Filter the entries, keeping every line with the word "把③代入②".

◆ Data listing ◆

------

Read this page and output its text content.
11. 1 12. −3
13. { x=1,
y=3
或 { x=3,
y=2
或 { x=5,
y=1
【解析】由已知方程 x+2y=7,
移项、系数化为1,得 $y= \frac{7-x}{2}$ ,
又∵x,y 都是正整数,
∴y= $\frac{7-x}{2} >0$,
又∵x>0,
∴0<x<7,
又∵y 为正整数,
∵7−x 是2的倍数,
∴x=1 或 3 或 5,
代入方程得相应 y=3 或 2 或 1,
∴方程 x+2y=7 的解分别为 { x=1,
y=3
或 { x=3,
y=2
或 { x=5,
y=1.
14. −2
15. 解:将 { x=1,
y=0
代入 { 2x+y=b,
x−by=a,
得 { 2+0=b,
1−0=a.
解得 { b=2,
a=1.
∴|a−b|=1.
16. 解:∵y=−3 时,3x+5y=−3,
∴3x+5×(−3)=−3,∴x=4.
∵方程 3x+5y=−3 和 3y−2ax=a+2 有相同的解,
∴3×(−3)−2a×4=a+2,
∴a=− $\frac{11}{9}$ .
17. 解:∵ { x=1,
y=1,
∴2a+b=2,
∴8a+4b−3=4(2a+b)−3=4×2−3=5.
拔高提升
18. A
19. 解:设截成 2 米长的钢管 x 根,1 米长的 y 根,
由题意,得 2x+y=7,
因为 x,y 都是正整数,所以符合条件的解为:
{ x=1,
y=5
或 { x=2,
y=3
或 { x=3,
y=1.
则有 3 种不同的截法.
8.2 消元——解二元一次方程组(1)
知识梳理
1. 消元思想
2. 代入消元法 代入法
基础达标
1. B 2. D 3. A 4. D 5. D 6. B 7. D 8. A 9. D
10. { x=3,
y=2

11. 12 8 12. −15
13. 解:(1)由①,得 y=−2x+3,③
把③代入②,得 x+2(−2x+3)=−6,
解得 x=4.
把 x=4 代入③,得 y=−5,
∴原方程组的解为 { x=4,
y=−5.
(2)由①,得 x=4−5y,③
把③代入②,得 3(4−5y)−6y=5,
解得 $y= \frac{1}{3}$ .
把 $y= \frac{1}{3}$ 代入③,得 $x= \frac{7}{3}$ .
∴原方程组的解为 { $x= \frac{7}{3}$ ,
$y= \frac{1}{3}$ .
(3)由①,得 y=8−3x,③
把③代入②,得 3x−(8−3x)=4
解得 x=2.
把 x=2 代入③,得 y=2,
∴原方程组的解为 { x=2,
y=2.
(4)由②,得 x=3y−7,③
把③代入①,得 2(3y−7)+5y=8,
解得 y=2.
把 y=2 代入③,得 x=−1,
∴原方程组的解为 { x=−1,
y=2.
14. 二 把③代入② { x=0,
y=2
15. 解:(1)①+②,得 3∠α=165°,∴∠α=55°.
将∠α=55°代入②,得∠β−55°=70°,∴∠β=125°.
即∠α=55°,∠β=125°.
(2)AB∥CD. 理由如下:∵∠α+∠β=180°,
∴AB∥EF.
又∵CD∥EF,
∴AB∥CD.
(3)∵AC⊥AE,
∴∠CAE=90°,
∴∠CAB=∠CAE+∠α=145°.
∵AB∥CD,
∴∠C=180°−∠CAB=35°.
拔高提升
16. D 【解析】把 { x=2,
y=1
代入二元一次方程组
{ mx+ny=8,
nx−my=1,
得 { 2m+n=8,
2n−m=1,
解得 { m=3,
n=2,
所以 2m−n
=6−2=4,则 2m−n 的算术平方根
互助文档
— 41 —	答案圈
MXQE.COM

------

◆ Complete answer ◆
把③代入②,得 x+2(−2x+3)=−6,
把③代入②,得 3(4−5y)−6y=5,
把③代入②,得 3x−(8−3x)=4
14. 二 把③代入② { x=0,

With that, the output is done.